• **REQUIREMENTS**:
Take every line from the material that has the word "muscular" in it.
::::::::::
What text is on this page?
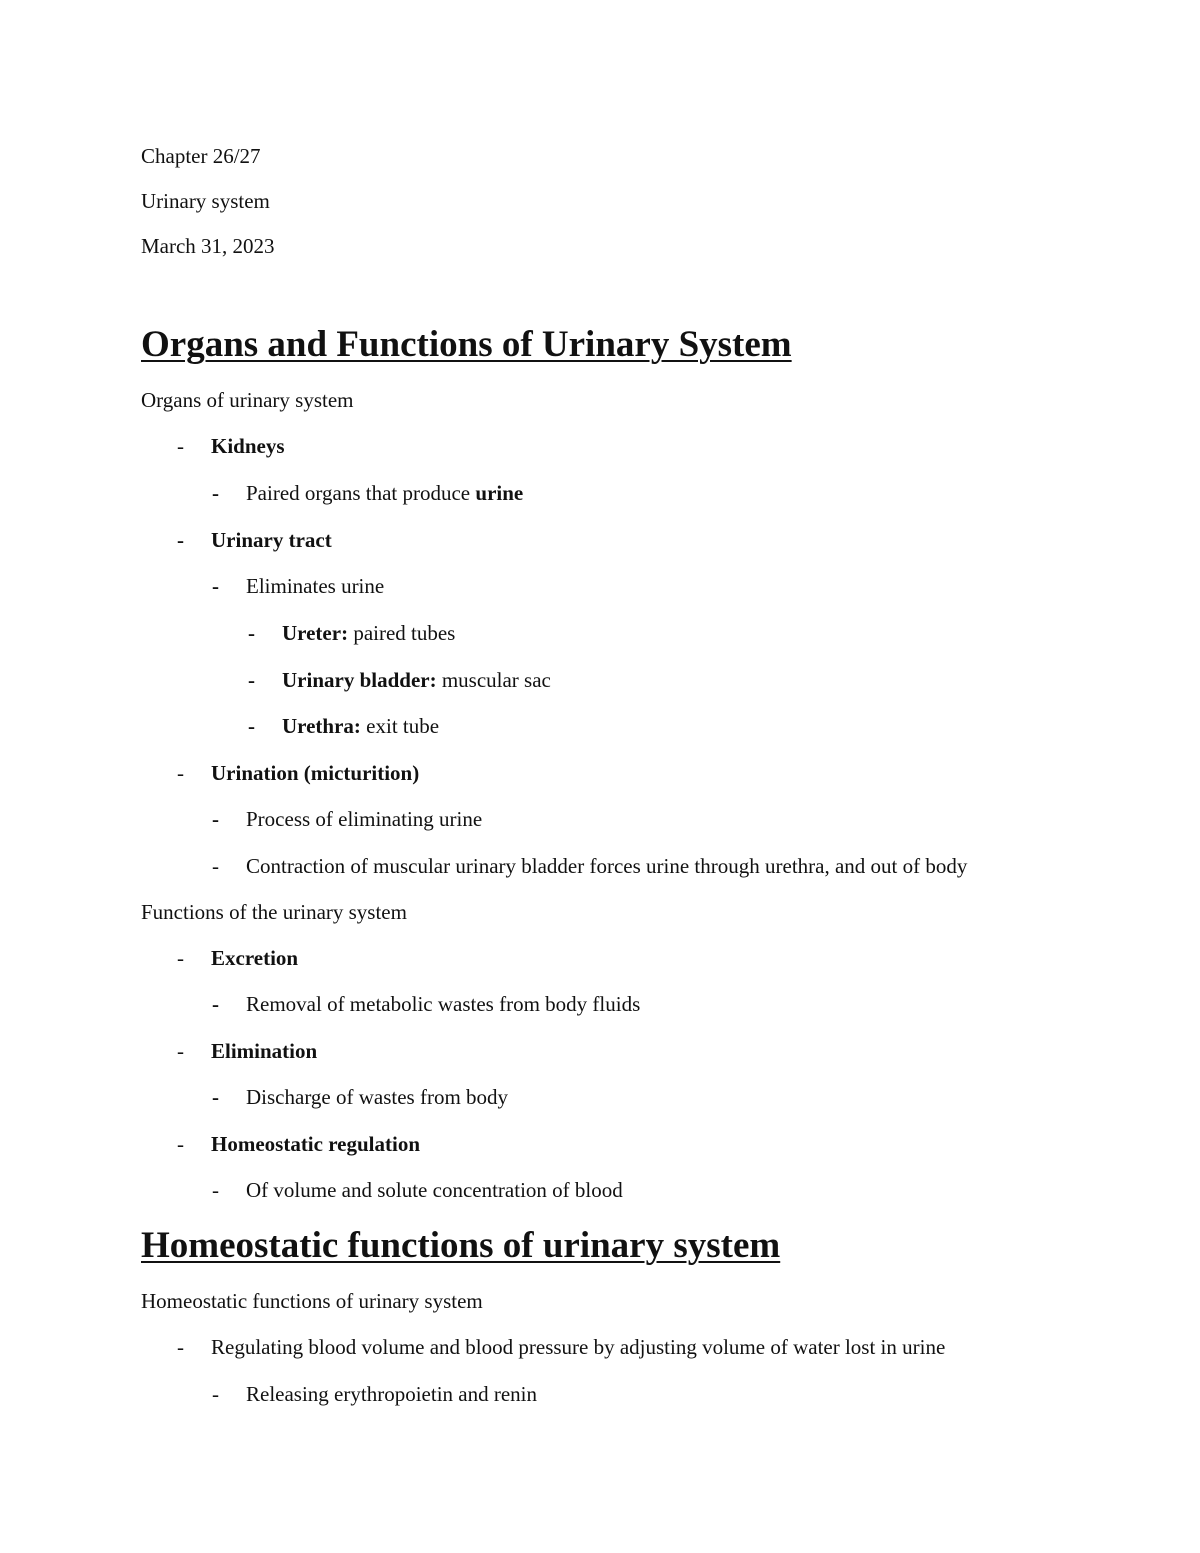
Chapter 26/27
Urinary system
March 31, 2023
Organs and Functions of Urinary System
Organs of urinary system
- Kidneys
- Paired organs that produce urine
- Urinary tract
- Eliminates urine
- Ureter: paired tubes
- Urinary bladder: muscular sac
- Urethra: exit tube
- Urination (micturition)
- Process of eliminating urine
- Contraction of muscular urinary bladder forces urine through urethra, and out of body
Functions of the urinary system
- Excretion
- Removal of metabolic wastes from body fluids
- Elimination
- Discharge of wastes from body
- Homeostatic regulation
- Of volume and solute concentration of blood
Homeostatic functions of urinary system
Homeostatic functions of urinary system
- Regulating blood volume and blood pressure by adjusting volume of water lost in urine
- Releasing erythropoietin and renin
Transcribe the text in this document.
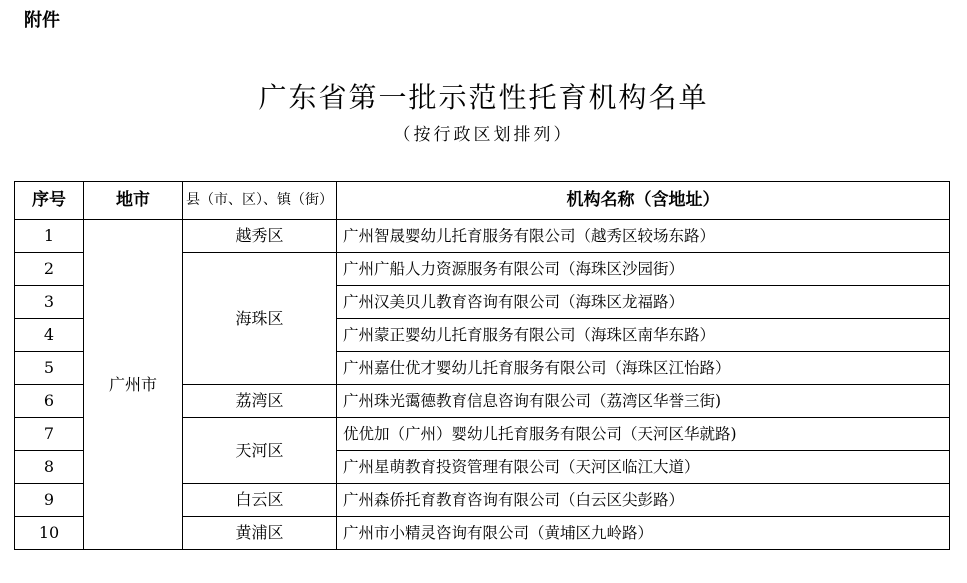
附件
广东省第一批示范性托育机构名单
（按行政区划排列）
序号	地市	县（市、区）、镇（街）	机构名称（含地址）
1	广州市	越秀区	广州智晟婴幼儿托育服务有限公司（越秀区较场东路）
2		海珠区	广州广船人力资源服务有限公司（海珠区沙园街）
3			广州汉美贝儿教育咨询有限公司（海珠区龙福路）
4			广州蒙正婴幼儿托育服务有限公司（海珠区南华东路）
5			广州嘉仕优才婴幼儿托育服务有限公司（海珠区江怡路）
6		荔湾区	广州珠光霭德教育信息咨询有限公司（荔湾区华誉三街)
7		天河区	优优加（广州）婴幼儿托育服务有限公司（天河区华就路)
8			广州星萌教育投资管理有限公司（天河区临江大道）
9		白云区	广州森侨托育教育咨询有限公司（白云区尖彭路）
10		黄浦区	广州市小精灵咨询有限公司（黄埔区九岭路）
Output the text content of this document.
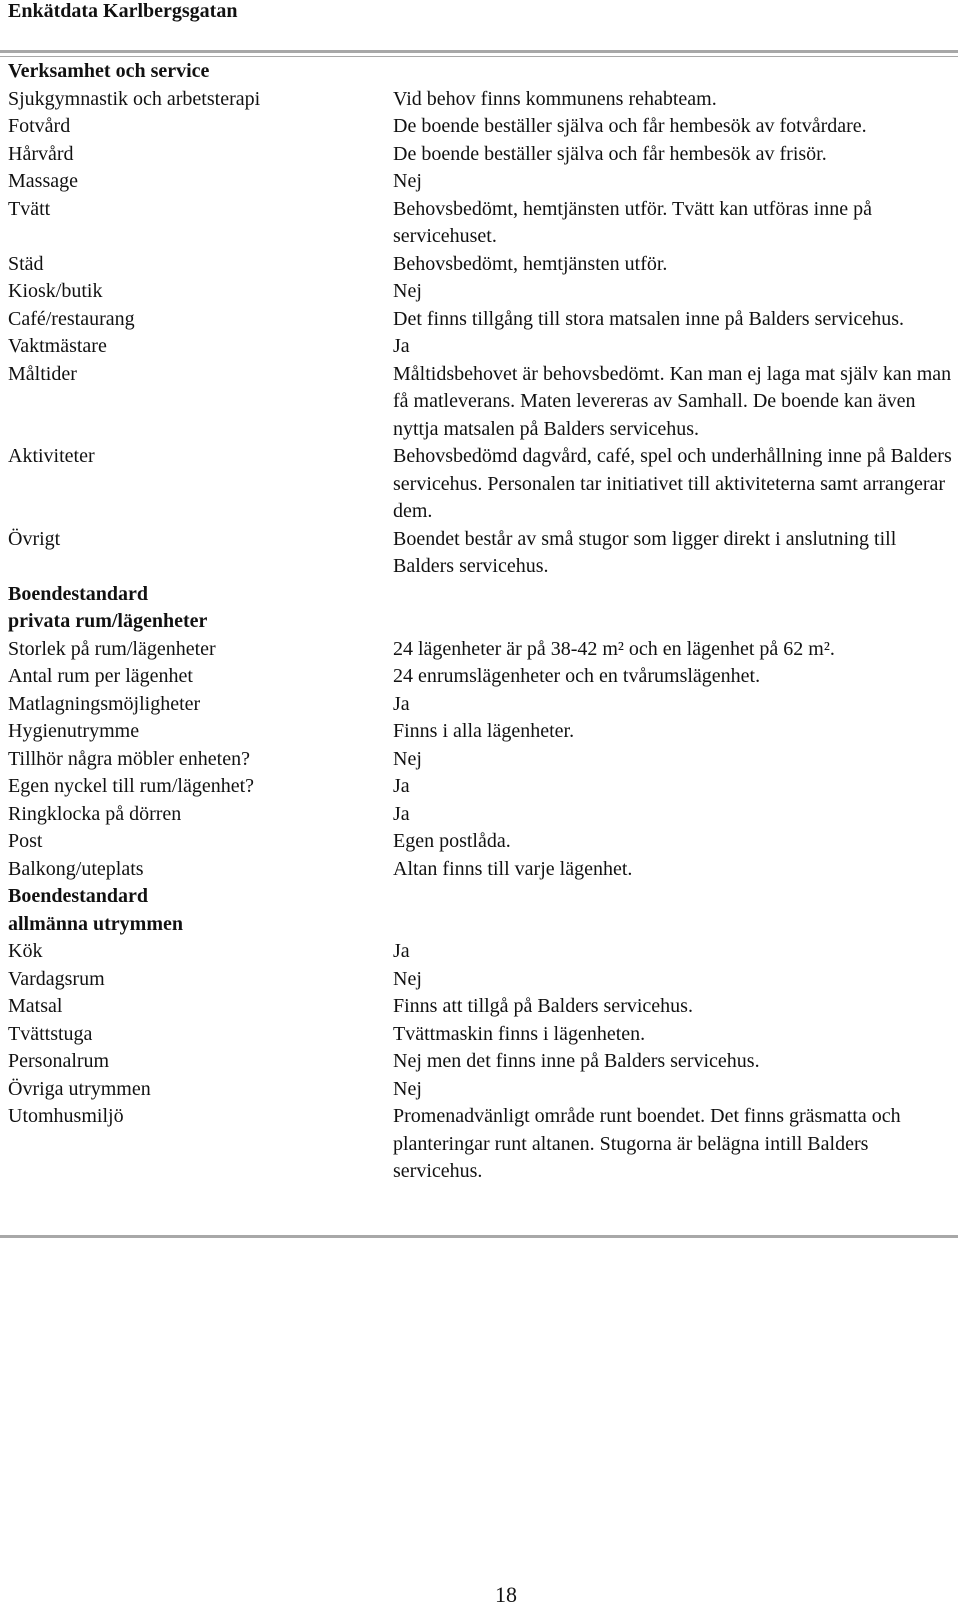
Enkätdata Karlbergsgatan
Verksamhet och service
Sjukgymnastik och arbetsterapi	Vid behov finns kommunens rehabteam.
Fotvård	De boende beställer själva och får hembesök av fotvårdare.
Hårvård	De boende beställer själva och får hembesök av frisör.
Massage	Nej
Tvätt	Behovsbedömt, hemtjänsten utför. Tvätt kan utföras inne på servicehuset.
Städ	Behovsbedömt, hemtjänsten utför.
Kiosk/butik	Nej
Café/restaurang	Det finns tillgång till stora matsalen inne på Balders servicehus.
Vaktmästare	Ja
Måltider	Måltidsbehovet är behovsbedömt. Kan man ej laga mat själv kan man få matleverans. Maten levereras av Samhall. De boende kan även nyttja matsalen på Balders servicehus.
Aktiviteter	Behovsbedömd dagvård, café, spel och underhållning inne på Balders servicehus. Personalen tar initiativet till aktiviteterna samt arrangerar dem.
Övrigt	Boendet består av små stugor som ligger direkt i anslutning till Balders servicehus.
Boendestandard
privata rum/lägenheter
Storlek på rum/lägenheter	24 lägenheter är på 38-42 m² och en lägenhet på 62 m².
Antal rum per lägenhet	24 enrumslägenheter och en tvårumslägenhet.
Matlagningsmöjligheter	Ja
Hygienutrymme	Finns i alla lägenheter.
Tillhör några möbler enheten?	Nej
Egen nyckel till rum/lägenhet?	Ja
Ringklocka på dörren	Ja
Post	Egen postlåda.
Balkong/uteplats	Altan finns till varje lägenhet.
Boendestandard
allmänna utrymmen
Kök	Ja
Vardagsrum	Nej
Matsal	Finns att tillgå på Balders servicehus.
Tvättstuga	Tvättmaskin finns i lägenheten.
Personalrum	Nej men det finns inne på Balders servicehus.
Övriga utrymmen	Nej
Utomhusmiljö	Promenadvänligt område runt boendet. Det finns gräsmatta och planteringar runt altanen. Stugorna är belägna intill Balders servicehus.
18
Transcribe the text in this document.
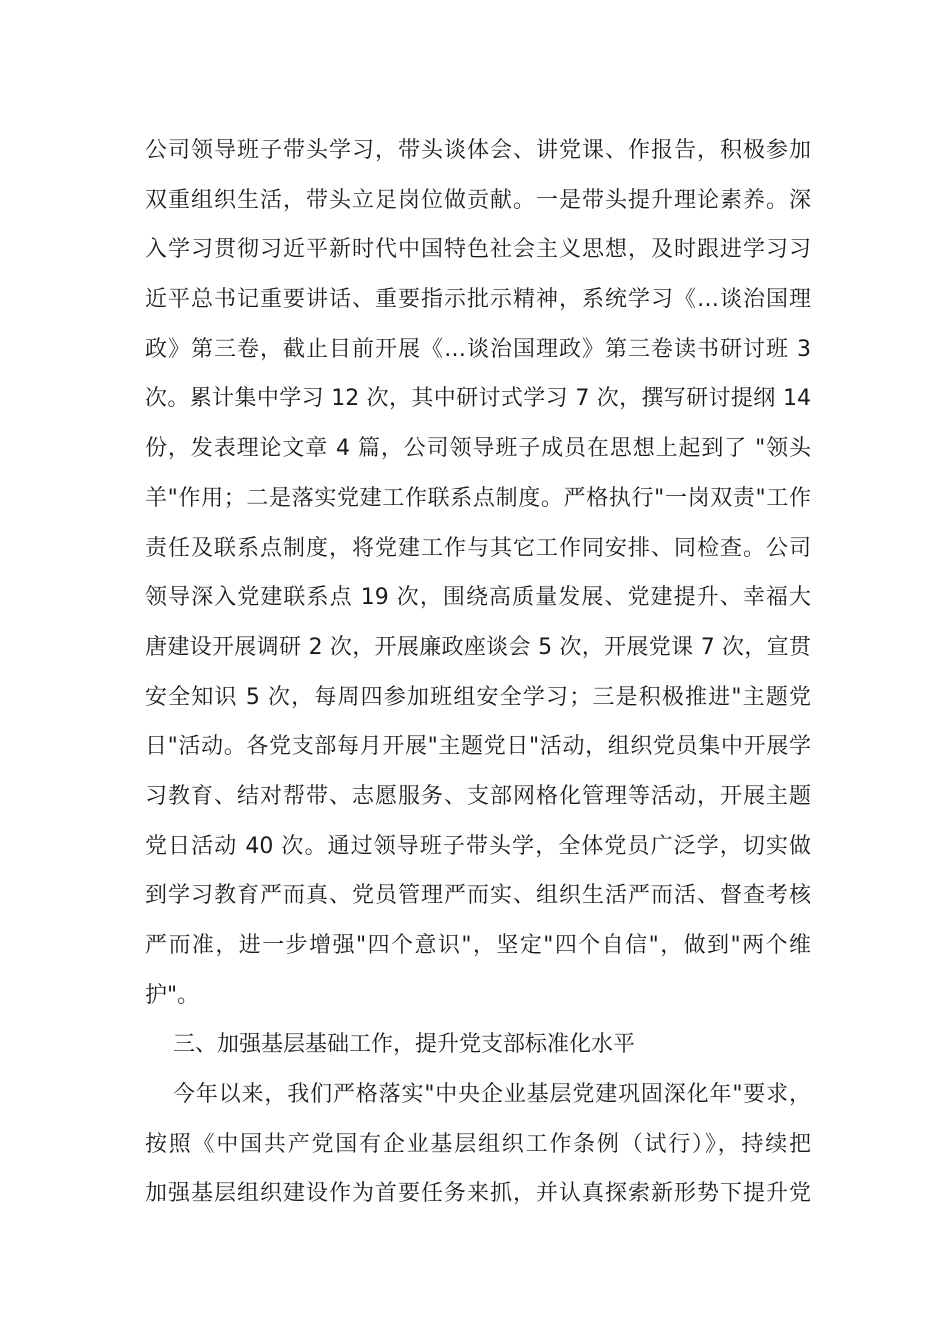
公司领导班子带头学习，带头谈体会、讲党课、作报告，积极参加
双重组织生活，带头立足岗位做贡献。一是带头提升理论素养。深
入学习贯彻习近平新时代中国特色社会主义思想，及时跟进学习习
近平总书记重要讲话、重要指示批示精神，系统学习《…谈治国理
政》第三卷，截止目前开展《…谈治国理政》第三卷读书研讨班 3
次。累计集中学习 12 次，其中研讨式学习 7 次，撰写研讨提纲 14
份，发表理论文章 4 篇，公司领导班子成员在思想上起到了 "领头
羊"作用；二是落实党建工作联系点制度。严格执行"一岗双责"工作
责任及联系点制度，将党建工作与其它工作同安排、同检查。公司
领导深入党建联系点 19 次，围绕高质量发展、党建提升、幸福大
唐建设开展调研 2 次，开展廉政座谈会 5 次，开展党课 7 次，宣贯
安全知识 5 次，每周四参加班组安全学习；三是积极推进"主题党
日"活动。各党支部每月开展"主题党日"活动，组织党员集中开展学
习教育、结对帮带、志愿服务、支部网格化管理等活动，开展主题
党日活动 40 次。通过领导班子带头学，全体党员广泛学，切实做
到学习教育严而真、党员管理严而实、组织生活严而活、督查考核
严而准，进一步增强"四个意识"，坚定"四个自信"，做到"两个维
护"。
三、加强基层基础工作，提升党支部标准化水平
今年以来，我们严格落实"中央企业基层党建巩固深化年"要求，
按照《中国共产党国有企业基层组织工作条例（试行）》，持续把
加强基层组织建设作为首要任务来抓，并认真探索新形势下提升党
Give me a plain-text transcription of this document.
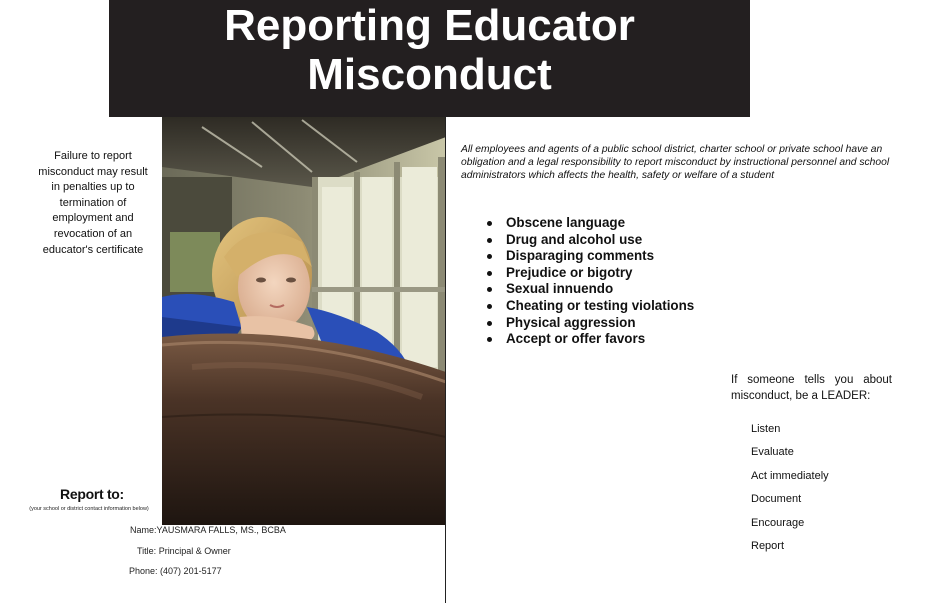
Reporting Educator
Misconduct
Failure to report
misconduct may result
in penalties up to
termination of
employment and
revocation of an
educator's certificate
Report to:
(your school or district contact information below)
Name:YAUSMARA FALLS, MS., BCBA
Title: Principal & Owner
Phone: (407) 201-5177
All employees and agents of a public school district, charter school or private school have an obligation and a legal responsibility to report misconduct by instructional personnel and school administrators which affects the health, safety or welfare of a student
Obscene language
Drug and alcohol use
Disparaging comments
Prejudice or bigotry
Sexual innuendo
Cheating or testing violations
Physical aggression
Accept or offer favors
If someone tells you about misconduct, be a LEADER:
Listen
Evaluate
Act immediately
Document
Encourage
Report
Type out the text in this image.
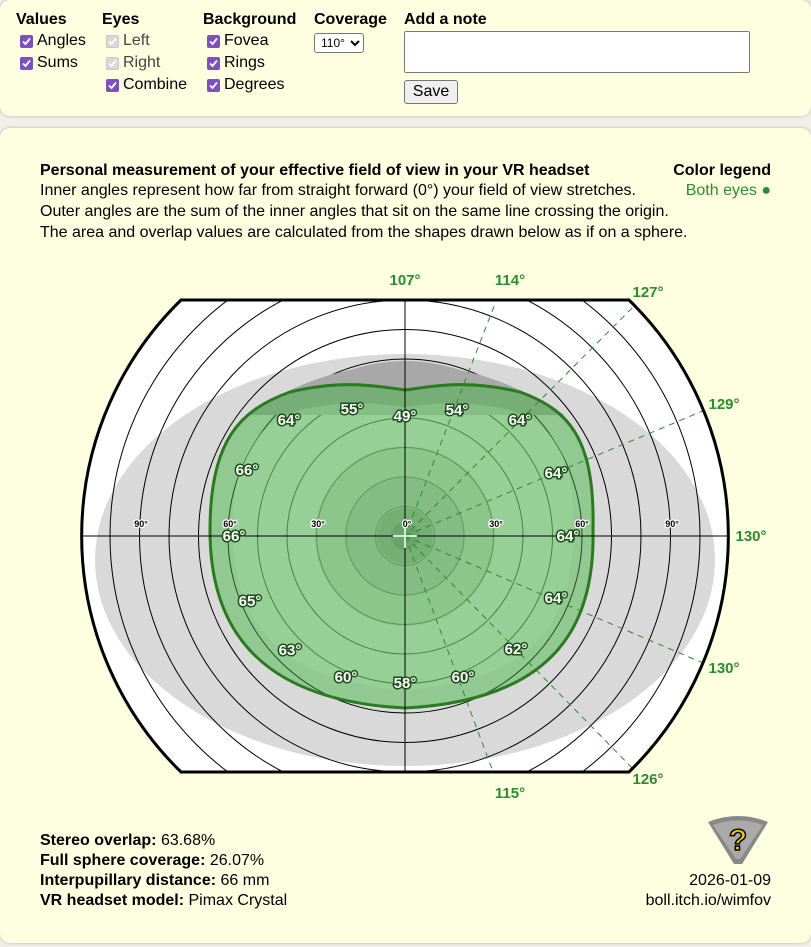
Values
Angles
Sums
Eyes
Left
Right
Combine
Background
Fovea
Rings
Degrees
Coverage
110° Add a note
Save
Personal measurement of your effective field of view in your VR headset
Inner angles represent how far from straight forward (0°) your field of view stretches.
Outer angles are the sum of the inner angles that sit on the same line crossing the origin.
The area and overlap values are calculated from the shapes drawn below as if on a sphere.
Color legend
Both eyes ●
Stereo overlap: 63.68%
Full sphere coverage: 26.07%
Interpupillary distance: 66 mm
VR headset model: Pimax Crystal
2026-01-09
boll.itch.io/wimfov
?
0°
30°	30°
60°	60°
90°	90°
49° 54°
64°
64°
64°
64°
62°
60°
58°
60°
63°
65°
66°
66°
64°
55°
107°	114°
127°
129°
130°
130°
126°
115°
::::::::::
• **REPLY**:
- Urinary bladder: muscular sac
- Contraction of muscular urinary bladder forces urine through urethra, and out of body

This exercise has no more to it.